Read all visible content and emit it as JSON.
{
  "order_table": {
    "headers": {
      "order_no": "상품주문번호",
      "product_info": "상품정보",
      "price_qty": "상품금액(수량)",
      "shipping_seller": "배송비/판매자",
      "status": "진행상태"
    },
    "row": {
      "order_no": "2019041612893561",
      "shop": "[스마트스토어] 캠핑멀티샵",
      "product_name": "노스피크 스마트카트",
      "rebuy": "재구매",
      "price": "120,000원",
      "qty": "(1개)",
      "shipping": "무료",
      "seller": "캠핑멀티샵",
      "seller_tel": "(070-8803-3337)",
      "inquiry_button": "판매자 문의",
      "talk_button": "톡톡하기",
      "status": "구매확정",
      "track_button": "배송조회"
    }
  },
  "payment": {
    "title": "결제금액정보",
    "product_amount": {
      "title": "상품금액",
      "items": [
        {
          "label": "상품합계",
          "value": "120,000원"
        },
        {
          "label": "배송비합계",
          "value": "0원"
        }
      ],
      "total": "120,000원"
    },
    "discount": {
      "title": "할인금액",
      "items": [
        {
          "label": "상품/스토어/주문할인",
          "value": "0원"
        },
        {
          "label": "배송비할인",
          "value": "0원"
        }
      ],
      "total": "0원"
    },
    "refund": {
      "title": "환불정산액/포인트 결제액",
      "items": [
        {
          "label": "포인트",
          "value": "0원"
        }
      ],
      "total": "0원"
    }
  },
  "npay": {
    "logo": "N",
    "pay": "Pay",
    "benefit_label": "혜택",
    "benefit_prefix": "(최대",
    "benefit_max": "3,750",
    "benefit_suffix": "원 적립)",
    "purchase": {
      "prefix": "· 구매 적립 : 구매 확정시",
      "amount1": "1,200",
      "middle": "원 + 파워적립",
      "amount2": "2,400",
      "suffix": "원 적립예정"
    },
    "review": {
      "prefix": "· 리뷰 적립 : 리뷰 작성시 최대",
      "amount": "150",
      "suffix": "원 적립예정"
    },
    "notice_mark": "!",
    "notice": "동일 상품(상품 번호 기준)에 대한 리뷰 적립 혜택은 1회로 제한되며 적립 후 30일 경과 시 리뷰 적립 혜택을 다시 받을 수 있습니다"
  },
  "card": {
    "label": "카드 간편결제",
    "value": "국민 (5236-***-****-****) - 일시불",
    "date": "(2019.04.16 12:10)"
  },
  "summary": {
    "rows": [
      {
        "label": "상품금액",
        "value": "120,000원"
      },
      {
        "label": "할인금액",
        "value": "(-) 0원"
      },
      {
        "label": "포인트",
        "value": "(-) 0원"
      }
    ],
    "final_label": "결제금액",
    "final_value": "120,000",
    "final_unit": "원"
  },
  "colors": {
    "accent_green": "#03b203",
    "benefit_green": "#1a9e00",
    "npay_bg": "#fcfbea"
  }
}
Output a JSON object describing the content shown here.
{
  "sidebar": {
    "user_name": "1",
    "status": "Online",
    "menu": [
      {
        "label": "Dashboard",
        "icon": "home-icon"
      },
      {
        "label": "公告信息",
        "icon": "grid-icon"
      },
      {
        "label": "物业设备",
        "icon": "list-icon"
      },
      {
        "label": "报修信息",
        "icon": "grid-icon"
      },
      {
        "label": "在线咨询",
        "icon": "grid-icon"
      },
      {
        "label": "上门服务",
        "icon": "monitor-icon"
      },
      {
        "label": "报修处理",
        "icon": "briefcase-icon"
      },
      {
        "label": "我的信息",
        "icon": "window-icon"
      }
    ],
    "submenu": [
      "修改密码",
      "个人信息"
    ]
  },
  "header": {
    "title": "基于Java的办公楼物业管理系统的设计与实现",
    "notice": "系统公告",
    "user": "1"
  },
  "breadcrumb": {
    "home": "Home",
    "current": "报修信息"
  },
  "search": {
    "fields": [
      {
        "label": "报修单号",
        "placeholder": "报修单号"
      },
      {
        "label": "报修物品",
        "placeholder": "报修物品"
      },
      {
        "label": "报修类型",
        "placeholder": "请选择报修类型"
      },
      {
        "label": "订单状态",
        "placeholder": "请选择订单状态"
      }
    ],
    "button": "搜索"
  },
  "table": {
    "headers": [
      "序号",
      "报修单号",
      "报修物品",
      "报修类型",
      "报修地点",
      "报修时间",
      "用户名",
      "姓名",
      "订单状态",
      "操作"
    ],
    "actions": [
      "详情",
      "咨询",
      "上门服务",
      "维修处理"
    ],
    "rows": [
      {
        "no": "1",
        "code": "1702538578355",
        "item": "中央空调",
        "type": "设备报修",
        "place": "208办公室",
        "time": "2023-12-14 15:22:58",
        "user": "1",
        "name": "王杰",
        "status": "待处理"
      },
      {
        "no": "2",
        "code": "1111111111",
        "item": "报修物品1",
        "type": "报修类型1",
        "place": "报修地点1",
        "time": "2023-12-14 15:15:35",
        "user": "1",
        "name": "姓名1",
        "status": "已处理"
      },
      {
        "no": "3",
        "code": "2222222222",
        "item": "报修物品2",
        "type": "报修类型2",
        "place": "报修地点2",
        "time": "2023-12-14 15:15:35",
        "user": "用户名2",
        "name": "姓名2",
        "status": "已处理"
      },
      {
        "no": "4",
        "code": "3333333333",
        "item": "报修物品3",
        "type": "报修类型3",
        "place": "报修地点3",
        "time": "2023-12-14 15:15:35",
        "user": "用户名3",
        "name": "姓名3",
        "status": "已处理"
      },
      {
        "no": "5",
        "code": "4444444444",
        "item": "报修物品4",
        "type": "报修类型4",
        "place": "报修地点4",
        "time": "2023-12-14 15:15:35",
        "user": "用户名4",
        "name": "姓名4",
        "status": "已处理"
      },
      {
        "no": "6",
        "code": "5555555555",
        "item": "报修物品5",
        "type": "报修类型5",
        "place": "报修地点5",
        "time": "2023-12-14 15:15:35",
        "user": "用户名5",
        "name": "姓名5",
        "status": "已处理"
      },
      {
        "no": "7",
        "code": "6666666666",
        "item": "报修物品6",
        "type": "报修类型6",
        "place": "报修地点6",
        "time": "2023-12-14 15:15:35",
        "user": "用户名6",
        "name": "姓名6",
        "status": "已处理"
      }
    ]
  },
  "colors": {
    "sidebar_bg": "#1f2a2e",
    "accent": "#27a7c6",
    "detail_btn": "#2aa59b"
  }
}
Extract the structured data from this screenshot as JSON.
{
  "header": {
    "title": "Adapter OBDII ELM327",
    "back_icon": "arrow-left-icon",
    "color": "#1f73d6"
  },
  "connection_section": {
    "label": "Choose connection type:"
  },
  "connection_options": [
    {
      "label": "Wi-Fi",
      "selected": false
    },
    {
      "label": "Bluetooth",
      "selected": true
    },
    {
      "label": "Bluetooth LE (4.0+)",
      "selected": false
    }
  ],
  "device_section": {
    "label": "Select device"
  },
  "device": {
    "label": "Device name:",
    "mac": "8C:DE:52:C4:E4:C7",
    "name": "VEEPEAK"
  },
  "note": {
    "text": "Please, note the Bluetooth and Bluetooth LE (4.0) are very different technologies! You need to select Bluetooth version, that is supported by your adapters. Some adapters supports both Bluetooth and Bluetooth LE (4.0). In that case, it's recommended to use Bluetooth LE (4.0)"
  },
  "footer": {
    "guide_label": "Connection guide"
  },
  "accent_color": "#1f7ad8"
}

• _Objective_:
Write out the complete set of records exactly as given.

• _Reply_:
Read all visible content and emit it as JSON.
{
  "order_table": {
    "headers": {
      "order_no": "상품주문번호",
      "product_info": "상품정보",
      "price_qty": "상품금액(수량)",
      "shipping_seller": "배송비/판매자",
      "status": "진행상태"
    },
    "row": {
      "order_no": "2019041612893561",
      "shop": "[스마트스토어] 캠핑멀티샵",
      "product_name": "노스피크 스마트카트",
      "rebuy": "재구매",
      "price": "120,000원",
      "qty": "(1개)",
      "shipping": "무료",
      "seller": "캠핑멀티샵",
      "seller_tel": "(070-8803-3337)",
      "inquiry_button": "판매자 문의",
      "talk_button": "톡톡하기",
      "status": "구매확정",
      "track_button": "배송조회"
    }
  },
  "payment": {
    "title": "결제금액정보",
    "product_amount": {
      "title": "상품금액",
      "items": [
        {
          "label": "상품합계",
          "value": "120,000원"
        },
        {
          "label": "배송비합계",
          "value": "0원"
        }
      ],
      "total": "120,000원"
    },
    "discount": {
      "title": "할인금액",
      "items": [
        {
          "label": "상품/스토어/주문할인",
          "value": "0원"
        },
        {
          "label": "배송비할인",
          "value": "0원"
        }
      ],
      "total": "0원"
    },
    "refund": {
      "title": "환불정산액/포인트 결제액",
      "items": [
        {
          "label": "포인트",
          "value": "0원"
        }
      ],
      "total": "0원"
    }
  },
  "npay": {
    "logo": "N",
    "pay": "Pay",
    "benefit_label": "혜택",
    "benefit_prefix": "(최대",
    "benefit_max": "3,750",
    "benefit_suffix": "원 적립)",
    "purchase": {
      "prefix": "· 구매 적립 : 구매 확정시",
      "amount1": "1,200",
      "middle": "원 + 파워적립",
      "amount2": "2,400",
      "suffix": "원 적립예정"
    },
    "review": {
      "prefix": "· 리뷰 적립 : 리뷰 작성시 최대",
      "amount": "150",
      "suffix": "원 적립예정"
    },
    "notice_mark": "!",
    "notice": "동일 상품(상품 번호 기준)에 대한 리뷰 적립 혜택은 1회로 제한되며 적립 후 30일 경과 시 리뷰 적립 혜택을 다시 받을 수 있습니다"
  },
  "card": {
    "label": "카드 간편결제",
    "value": "국민 (5236-***-****-****) - 일시불",
    "date": "(2019.04.16 12:10)"
  },
  "summary": {
    "rows": [
      {
        "label": "상품금액",
        "value": "120,000원"
      },
      {
        "label": "할인금액",
        "value": "(-) 0원"
      },
      {
        "label": "포인트",
        "value": "(-) 0원"
      }
    ],
    "final_label": "결제금액",
    "final_value": "120,000",
    "final_unit": "원"
  },
  "colors": {
    "accent_green": "#03b203",
    "benefit_green": "#1a9e00",
    "npay_bg": "#fcfbea"
  }
}
Output a JSON object describing the content shown here.
{
  "sidebar": {
    "user_name": "1",
    "status": "Online",
    "menu": [
      {
        "label": "Dashboard",
        "icon": "home-icon"
      },
      {
        "label": "公告信息",
        "icon": "grid-icon"
      },
      {
        "label": "物业设备",
        "icon": "list-icon"
      },
      {
        "label": "报修信息",
        "icon": "grid-icon"
      },
      {
        "label": "在线咨询",
        "icon": "grid-icon"
      },
      {
        "label": "上门服务",
        "icon": "monitor-icon"
      },
      {
        "label": "报修处理",
        "icon": "briefcase-icon"
      },
      {
        "label": "我的信息",
        "icon": "window-icon"
      }
    ],
    "submenu": [
      "修改密码",
      "个人信息"
    ]
  },
  "header": {
    "title": "基于Java的办公楼物业管理系统的设计与实现",
    "notice": "系统公告",
    "user": "1"
  },
  "breadcrumb": {
    "home": "Home",
    "current": "报修信息"
  },
  "search": {
    "fields": [
      {
        "label": "报修单号",
        "placeholder": "报修单号"
      },
      {
        "label": "报修物品",
        "placeholder": "报修物品"
      },
      {
        "label": "报修类型",
        "placeholder": "请选择报修类型"
      },
      {
        "label": "订单状态",
        "placeholder": "请选择订单状态"
      }
    ],
    "button": "搜索"
  },
  "table": {
    "headers": [
      "序号",
      "报修单号",
      "报修物品",
      "报修类型",
      "报修地点",
      "报修时间",
      "用户名",
      "姓名",
      "订单状态",
      "操作"
    ],
    "actions": [
      "详情",
      "咨询",
      "上门服务",
      "维修处理"
    ],
    "rows": [
      {
        "no": "1",
        "code": "1702538578355",
        "item": "中央空调",
        "type": "设备报修",
        "place": "208办公室",
        "time": "2023-12-14 15:22:58",
        "user": "1",
        "name": "王杰",
        "status": "待处理"
      },
      {
        "no": "2",
        "code": "1111111111",
        "item": "报修物品1",
        "type": "报修类型1",
        "place": "报修地点1",
        "time": "2023-12-14 15:15:35",
        "user": "1",
        "name": "姓名1",
        "status": "已处理"
      },
      {
        "no": "3",
        "code": "2222222222",
        "item": "报修物品2",
        "type": "报修类型2",
        "place": "报修地点2",
        "time": "2023-12-14 15:15:35",
        "user": "用户名2",
        "name": "姓名2",
        "status": "已处理"
      },
      {
        "no": "4",
        "code": "3333333333",
        "item": "报修物品3",
        "type": "报修类型3",
        "place": "报修地点3",
        "time": "2023-12-14 15:15:35",
        "user": "用户名3",
        "name": "姓名3",
        "status": "已处理"
      },
      {
        "no": "5",
        "code": "4444444444",
        "item": "报修物品4",
        "type": "报修类型4",
        "place": "报修地点4",
        "time": "2023-12-14 15:15:35",
        "user": "用户名4",
        "name": "姓名4",
        "status": "已处理"
      },
      {
        "no": "6",
        "code": "5555555555",
        "item": "报修物品5",
        "type": "报修类型5",
        "place": "报修地点5",
        "time": "2023-12-14 15:15:35",
        "user": "用户名5",
        "name": "姓名5",
        "status": "已处理"
      },
      {
        "no": "7",
        "code": "6666666666",
        "item": "报修物品6",
        "type": "报修类型6",
        "place": "报修地点6",
        "time": "2023-12-14 15:15:35",
        "user": "用户名6",
        "name": "姓名6",
        "status": "已处理"
      }
    ]
  },
  "colors": {
    "sidebar_bg": "#1f2a2e",
    "accent": "#27a7c6",
    "detail_btn": "#2aa59b"
  }
}
Extract the structured data from this screenshot as JSON.
{
  "header": {
    "title": "Adapter OBDII ELM327",
    "back_icon": "arrow-left-icon",
    "color": "#1f73d6"
  },
  "connection_section": {
    "label": "Choose connection type:"
  },
  "connection_options": [
    {
      "label": "Wi-Fi",
      "selected": false
    },
    {
      "label": "Bluetooth",
      "selected": true
    },
    {
      "label": "Bluetooth LE (4.0+)",
      "selected": false
    }
  ],
  "device_section": {
    "label": "Select device"
  },
  "device": {
    "label": "Device name:",
    "mac": "8C:DE:52:C4:E4:C7",
    "name": "VEEPEAK"
  },
  "note": {
    "text": "Please, note the Bluetooth and Bluetooth LE (4.0) are very different technologies! You need to select Bluetooth version, that is supported by your adapters. Some adapters supports both Bluetooth and Bluetooth LE (4.0). In that case, it's recommended to use Bluetooth LE (4.0)"
  },
  "footer": {
    "guide_label": "Connection guide"
  },
  "accent_color": "#1f7ad8"
}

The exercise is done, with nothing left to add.